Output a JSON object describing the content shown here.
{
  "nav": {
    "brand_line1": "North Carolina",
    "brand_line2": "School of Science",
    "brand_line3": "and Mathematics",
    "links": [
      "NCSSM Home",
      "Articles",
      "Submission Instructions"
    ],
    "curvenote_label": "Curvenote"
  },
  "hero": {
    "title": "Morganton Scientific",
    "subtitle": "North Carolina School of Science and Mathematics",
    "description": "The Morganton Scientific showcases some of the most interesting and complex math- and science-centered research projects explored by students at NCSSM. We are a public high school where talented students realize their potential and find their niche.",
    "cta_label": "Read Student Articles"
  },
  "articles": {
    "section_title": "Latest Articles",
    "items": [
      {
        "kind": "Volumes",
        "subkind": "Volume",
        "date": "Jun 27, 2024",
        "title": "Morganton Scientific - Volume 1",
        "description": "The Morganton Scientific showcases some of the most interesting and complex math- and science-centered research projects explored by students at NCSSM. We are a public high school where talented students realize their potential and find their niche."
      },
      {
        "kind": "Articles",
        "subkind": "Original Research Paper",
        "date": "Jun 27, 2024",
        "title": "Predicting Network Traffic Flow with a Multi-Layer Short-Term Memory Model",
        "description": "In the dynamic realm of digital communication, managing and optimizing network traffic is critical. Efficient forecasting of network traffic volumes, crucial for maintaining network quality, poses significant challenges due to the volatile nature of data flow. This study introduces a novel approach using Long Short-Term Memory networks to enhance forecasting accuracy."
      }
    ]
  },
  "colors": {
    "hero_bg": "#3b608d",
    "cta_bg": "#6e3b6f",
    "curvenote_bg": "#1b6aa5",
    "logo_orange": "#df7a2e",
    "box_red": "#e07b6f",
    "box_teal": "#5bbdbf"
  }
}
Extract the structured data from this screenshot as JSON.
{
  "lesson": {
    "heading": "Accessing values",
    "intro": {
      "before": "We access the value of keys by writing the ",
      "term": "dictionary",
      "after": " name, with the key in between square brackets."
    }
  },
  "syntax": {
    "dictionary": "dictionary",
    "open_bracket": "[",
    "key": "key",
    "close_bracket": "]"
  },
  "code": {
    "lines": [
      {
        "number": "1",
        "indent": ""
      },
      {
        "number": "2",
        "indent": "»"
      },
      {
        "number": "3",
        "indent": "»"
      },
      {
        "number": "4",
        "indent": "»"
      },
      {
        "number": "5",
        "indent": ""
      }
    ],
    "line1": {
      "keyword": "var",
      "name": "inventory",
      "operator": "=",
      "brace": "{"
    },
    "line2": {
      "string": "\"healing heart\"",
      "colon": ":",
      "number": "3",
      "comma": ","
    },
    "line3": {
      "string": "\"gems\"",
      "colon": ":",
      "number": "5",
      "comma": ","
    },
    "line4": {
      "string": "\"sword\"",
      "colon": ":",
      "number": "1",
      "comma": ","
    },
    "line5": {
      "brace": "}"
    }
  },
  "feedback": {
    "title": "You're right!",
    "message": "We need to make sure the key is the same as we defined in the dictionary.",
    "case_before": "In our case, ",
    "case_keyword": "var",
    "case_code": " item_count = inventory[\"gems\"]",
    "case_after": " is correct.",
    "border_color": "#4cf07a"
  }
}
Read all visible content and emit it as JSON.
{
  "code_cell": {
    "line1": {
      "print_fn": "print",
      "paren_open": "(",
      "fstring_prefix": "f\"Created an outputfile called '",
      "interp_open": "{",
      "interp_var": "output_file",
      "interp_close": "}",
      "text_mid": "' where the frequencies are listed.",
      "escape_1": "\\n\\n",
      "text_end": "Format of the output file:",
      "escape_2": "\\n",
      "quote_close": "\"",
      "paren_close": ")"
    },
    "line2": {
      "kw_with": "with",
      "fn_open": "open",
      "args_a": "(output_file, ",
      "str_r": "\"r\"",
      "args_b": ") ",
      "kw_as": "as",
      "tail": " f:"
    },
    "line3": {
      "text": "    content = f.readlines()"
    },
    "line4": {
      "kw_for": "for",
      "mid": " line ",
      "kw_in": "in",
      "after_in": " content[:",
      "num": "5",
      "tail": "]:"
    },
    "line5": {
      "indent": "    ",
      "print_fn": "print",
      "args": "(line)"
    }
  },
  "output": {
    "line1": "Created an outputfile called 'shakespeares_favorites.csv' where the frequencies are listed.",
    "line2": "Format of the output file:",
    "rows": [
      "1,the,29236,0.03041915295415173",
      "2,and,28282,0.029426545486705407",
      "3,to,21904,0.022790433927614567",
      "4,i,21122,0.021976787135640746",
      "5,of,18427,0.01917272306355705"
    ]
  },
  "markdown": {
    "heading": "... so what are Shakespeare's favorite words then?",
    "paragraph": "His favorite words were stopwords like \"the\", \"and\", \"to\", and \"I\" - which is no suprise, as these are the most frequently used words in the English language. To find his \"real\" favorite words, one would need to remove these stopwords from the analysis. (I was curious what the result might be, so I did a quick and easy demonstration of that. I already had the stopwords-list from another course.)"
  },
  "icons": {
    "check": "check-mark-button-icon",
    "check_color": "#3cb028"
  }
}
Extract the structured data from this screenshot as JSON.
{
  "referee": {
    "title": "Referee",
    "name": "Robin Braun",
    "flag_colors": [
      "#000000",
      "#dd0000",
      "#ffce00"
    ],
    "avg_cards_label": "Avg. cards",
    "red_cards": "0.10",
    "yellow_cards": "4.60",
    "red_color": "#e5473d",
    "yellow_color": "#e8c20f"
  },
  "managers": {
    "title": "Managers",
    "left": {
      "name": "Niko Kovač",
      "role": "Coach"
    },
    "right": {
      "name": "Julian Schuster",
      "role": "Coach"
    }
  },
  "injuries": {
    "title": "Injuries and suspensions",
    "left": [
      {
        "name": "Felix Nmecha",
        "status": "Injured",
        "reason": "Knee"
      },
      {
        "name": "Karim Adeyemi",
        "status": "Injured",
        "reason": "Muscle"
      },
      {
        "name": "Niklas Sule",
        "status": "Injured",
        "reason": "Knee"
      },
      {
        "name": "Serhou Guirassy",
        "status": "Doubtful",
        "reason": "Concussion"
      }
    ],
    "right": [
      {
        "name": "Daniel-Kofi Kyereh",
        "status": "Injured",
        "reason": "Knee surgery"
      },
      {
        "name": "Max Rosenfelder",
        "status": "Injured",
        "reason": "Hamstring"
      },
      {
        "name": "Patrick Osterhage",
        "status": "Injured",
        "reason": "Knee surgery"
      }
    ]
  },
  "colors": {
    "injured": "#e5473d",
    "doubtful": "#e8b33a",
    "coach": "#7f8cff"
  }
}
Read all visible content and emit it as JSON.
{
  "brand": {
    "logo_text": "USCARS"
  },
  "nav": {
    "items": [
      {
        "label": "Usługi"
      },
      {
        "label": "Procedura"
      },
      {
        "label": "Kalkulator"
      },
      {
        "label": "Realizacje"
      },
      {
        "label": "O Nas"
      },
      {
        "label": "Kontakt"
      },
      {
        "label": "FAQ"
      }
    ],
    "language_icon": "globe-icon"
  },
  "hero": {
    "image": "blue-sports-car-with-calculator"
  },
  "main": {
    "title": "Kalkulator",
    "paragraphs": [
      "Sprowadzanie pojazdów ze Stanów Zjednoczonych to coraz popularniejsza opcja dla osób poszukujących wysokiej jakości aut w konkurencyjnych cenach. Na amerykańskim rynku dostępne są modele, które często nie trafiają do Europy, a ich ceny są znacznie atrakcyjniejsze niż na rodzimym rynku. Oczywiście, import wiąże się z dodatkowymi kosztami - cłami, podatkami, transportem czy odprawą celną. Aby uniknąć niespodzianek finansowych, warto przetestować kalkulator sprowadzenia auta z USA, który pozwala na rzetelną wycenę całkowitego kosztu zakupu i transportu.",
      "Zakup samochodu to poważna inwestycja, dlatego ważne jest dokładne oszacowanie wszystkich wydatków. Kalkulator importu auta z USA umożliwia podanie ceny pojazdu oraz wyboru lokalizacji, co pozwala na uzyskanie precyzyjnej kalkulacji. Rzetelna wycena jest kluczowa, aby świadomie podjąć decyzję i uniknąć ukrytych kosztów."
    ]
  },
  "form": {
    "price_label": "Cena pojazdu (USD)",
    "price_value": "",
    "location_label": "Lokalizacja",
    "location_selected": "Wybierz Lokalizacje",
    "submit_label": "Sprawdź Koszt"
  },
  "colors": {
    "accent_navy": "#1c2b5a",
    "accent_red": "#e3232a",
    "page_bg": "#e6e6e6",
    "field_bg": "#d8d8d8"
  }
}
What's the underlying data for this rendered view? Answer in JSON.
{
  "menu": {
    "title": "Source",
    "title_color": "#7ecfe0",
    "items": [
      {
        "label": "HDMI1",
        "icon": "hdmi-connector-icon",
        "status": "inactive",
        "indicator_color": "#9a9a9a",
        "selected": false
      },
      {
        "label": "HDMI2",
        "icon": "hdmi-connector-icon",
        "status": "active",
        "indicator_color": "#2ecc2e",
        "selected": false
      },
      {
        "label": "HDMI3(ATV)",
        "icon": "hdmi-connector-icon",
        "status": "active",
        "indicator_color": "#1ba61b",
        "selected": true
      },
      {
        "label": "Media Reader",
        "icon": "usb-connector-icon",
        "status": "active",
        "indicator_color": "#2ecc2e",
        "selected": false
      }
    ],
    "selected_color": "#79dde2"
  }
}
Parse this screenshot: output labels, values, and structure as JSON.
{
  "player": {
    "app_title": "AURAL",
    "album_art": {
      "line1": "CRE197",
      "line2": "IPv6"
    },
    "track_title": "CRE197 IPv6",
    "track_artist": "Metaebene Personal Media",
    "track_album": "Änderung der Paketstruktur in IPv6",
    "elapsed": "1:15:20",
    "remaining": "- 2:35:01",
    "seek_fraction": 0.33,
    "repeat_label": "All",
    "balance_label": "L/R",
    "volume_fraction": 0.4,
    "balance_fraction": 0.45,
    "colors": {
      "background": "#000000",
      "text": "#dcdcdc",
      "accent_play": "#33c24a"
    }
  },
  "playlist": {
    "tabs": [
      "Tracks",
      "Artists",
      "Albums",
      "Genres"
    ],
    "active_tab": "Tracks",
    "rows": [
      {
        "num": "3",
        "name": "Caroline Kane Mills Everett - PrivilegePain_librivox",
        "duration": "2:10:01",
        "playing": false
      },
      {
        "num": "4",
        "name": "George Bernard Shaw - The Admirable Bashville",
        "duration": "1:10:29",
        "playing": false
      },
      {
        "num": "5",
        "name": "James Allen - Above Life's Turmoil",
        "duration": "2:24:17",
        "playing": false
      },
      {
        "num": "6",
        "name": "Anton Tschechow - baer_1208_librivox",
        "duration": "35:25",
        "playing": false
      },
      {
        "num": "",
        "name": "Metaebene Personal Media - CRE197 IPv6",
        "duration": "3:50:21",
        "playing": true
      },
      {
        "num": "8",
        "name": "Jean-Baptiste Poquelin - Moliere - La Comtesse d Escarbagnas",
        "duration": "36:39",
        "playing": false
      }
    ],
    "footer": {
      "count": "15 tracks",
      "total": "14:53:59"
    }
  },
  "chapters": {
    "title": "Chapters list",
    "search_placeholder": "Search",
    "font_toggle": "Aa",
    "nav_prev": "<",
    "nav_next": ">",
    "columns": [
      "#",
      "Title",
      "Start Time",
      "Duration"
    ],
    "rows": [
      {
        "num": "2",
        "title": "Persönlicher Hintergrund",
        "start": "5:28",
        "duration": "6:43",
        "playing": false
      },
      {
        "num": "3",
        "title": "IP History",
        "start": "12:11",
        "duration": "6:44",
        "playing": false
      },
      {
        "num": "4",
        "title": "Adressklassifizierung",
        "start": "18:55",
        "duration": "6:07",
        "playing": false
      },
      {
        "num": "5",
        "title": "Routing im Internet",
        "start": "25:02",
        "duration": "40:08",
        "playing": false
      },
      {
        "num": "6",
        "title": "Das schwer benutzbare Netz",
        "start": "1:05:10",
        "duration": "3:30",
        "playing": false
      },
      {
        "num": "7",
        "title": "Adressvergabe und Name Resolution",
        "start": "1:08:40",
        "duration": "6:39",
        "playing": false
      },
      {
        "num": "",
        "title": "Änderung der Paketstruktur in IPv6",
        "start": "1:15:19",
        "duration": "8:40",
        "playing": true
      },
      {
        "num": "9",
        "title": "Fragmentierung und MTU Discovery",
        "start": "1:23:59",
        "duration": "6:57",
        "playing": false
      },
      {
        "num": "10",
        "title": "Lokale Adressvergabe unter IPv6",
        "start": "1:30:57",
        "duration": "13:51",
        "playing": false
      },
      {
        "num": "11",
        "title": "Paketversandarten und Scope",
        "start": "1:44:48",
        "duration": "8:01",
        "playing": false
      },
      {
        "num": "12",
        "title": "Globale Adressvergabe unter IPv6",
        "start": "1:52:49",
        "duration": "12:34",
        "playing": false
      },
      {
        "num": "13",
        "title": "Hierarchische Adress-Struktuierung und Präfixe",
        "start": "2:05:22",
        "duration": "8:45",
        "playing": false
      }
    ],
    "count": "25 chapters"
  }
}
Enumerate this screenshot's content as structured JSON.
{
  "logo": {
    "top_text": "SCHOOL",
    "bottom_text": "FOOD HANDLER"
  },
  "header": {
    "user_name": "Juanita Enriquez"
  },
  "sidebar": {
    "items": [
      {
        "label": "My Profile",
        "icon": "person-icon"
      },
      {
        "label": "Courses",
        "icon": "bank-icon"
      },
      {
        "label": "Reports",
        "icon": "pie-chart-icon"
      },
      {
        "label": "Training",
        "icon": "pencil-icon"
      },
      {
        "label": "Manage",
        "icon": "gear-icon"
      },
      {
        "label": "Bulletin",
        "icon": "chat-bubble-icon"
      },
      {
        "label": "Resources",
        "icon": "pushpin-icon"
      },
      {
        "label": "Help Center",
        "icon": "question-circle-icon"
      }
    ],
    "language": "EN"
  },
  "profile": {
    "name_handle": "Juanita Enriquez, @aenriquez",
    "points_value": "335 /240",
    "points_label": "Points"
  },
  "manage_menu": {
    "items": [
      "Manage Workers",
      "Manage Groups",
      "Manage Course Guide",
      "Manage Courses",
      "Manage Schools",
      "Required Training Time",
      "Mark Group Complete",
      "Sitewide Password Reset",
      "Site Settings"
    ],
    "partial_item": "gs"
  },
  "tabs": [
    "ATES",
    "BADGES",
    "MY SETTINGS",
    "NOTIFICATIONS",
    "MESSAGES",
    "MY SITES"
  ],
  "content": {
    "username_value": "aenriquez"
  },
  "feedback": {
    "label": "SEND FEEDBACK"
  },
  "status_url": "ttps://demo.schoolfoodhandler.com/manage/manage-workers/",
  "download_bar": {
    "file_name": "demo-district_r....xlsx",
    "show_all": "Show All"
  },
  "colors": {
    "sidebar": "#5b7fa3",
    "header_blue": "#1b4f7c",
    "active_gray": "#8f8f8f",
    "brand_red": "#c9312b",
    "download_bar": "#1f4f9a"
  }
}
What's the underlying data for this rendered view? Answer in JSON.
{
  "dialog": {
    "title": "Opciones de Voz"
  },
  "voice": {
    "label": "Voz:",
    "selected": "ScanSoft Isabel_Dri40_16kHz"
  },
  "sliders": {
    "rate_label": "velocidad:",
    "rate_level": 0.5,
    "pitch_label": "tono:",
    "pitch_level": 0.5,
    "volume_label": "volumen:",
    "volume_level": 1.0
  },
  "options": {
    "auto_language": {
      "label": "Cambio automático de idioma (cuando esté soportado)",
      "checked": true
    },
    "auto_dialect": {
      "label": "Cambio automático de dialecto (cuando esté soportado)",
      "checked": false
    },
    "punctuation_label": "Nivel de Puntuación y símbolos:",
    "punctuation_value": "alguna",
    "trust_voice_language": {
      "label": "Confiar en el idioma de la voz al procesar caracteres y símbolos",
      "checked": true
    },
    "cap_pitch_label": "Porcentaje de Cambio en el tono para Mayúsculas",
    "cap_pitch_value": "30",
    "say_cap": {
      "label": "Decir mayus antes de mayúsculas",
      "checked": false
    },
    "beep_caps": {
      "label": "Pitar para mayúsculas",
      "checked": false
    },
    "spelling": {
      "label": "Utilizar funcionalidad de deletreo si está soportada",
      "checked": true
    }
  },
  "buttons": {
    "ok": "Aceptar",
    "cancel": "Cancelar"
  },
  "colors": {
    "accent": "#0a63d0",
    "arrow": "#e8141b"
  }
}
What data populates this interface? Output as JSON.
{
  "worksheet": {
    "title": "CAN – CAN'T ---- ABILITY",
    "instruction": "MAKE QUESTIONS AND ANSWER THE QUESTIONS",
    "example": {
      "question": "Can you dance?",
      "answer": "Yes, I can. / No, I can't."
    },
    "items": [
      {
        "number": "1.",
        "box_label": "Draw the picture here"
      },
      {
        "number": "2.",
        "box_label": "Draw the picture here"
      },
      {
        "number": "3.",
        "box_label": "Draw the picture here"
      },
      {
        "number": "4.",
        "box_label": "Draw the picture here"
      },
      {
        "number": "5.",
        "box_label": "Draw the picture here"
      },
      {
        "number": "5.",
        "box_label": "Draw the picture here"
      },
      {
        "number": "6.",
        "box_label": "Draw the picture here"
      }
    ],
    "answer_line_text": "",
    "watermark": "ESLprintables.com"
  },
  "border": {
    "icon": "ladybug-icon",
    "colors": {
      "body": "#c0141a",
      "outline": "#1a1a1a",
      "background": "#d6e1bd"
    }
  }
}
● ● ● ● ●
Find all the lines containing "Memory" in the material, then copy them.

        "title": "Predicting Network Traffic Flow with a Multi-Layer Short-Term Memory Model",
        "description": "In the dynamic realm of digital communication, managing and optimizing network traffic is critical. Efficient forecasting of network traffic volumes, crucial for maintaining network quality, poses significant challenges due to the volatile nature of data flow. This study introduces a novel approach using Long Short-Term Memory networks to enhance forecasting accuracy."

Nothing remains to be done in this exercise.